Exercise brief: In the entries below, count each line holding the word "strain". Answer with the total alone.

— Start Material for this task —

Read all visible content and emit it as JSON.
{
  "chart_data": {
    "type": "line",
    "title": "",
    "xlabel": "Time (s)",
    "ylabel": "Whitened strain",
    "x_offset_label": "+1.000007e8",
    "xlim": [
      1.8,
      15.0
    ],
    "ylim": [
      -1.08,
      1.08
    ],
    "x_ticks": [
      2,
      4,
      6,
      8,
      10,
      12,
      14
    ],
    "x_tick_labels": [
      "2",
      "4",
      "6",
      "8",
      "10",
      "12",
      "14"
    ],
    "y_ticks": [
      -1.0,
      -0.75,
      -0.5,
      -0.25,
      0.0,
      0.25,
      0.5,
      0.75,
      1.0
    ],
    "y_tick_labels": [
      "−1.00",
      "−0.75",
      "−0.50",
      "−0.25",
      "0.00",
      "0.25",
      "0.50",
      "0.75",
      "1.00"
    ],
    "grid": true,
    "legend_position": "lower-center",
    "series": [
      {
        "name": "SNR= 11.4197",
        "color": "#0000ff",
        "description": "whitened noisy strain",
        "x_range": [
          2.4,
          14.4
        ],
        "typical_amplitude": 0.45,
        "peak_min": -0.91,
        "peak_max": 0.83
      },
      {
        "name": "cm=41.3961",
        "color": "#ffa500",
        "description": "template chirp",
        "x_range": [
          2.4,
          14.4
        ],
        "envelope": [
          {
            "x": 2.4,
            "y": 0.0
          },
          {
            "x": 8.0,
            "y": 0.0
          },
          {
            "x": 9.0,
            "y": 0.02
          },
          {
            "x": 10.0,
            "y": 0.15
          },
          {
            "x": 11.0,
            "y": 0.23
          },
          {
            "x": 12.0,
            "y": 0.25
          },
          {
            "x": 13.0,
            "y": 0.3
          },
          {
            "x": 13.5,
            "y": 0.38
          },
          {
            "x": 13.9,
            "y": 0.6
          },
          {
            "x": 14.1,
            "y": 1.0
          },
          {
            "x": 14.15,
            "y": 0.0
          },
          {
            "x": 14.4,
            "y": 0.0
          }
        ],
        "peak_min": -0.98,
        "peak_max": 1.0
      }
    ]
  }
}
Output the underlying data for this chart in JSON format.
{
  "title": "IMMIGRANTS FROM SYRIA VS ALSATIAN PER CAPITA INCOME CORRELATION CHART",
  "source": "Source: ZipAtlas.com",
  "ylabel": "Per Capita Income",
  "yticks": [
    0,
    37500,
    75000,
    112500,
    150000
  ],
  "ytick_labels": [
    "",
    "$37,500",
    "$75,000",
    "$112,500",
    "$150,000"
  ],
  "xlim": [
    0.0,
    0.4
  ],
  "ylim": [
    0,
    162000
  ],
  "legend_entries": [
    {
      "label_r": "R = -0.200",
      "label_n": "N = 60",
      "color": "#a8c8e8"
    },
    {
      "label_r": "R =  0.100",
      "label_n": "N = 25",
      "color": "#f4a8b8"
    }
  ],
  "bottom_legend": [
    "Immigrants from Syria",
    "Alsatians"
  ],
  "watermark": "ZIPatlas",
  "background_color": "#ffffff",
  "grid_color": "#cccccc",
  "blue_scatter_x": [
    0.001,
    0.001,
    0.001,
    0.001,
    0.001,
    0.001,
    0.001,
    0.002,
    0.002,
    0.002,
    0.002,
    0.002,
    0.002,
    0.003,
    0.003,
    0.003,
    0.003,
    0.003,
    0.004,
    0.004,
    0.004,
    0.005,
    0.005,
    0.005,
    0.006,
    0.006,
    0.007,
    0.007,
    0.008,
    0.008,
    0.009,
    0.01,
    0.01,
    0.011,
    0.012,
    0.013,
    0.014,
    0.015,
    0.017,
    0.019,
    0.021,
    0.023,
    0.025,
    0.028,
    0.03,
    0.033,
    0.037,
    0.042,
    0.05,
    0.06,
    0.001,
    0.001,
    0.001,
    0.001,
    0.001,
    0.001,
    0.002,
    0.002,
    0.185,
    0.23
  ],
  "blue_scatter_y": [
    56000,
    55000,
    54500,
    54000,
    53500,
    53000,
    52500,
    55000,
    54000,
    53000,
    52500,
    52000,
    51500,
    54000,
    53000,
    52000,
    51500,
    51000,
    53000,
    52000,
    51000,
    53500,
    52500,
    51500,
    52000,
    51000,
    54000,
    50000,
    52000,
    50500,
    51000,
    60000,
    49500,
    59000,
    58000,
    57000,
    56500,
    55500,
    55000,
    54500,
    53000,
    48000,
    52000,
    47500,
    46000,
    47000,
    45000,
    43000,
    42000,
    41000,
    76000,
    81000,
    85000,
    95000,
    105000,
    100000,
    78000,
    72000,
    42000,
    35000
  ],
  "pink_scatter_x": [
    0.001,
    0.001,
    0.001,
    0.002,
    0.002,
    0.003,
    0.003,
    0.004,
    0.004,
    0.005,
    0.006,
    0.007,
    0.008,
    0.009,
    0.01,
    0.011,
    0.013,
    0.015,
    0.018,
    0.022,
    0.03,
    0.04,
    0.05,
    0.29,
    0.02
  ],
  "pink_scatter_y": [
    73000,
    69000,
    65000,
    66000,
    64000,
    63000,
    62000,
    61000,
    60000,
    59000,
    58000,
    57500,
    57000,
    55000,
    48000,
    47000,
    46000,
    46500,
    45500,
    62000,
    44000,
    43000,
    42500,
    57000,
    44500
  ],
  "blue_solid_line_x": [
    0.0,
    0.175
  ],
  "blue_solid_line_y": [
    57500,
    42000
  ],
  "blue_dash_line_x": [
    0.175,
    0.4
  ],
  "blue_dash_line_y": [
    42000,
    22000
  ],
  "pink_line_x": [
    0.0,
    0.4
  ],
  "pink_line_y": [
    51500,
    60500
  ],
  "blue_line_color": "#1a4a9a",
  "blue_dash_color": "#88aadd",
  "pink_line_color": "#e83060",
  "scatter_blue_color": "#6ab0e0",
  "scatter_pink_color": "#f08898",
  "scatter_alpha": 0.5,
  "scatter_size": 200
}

— End Material for this task —

Solution for this problem: 2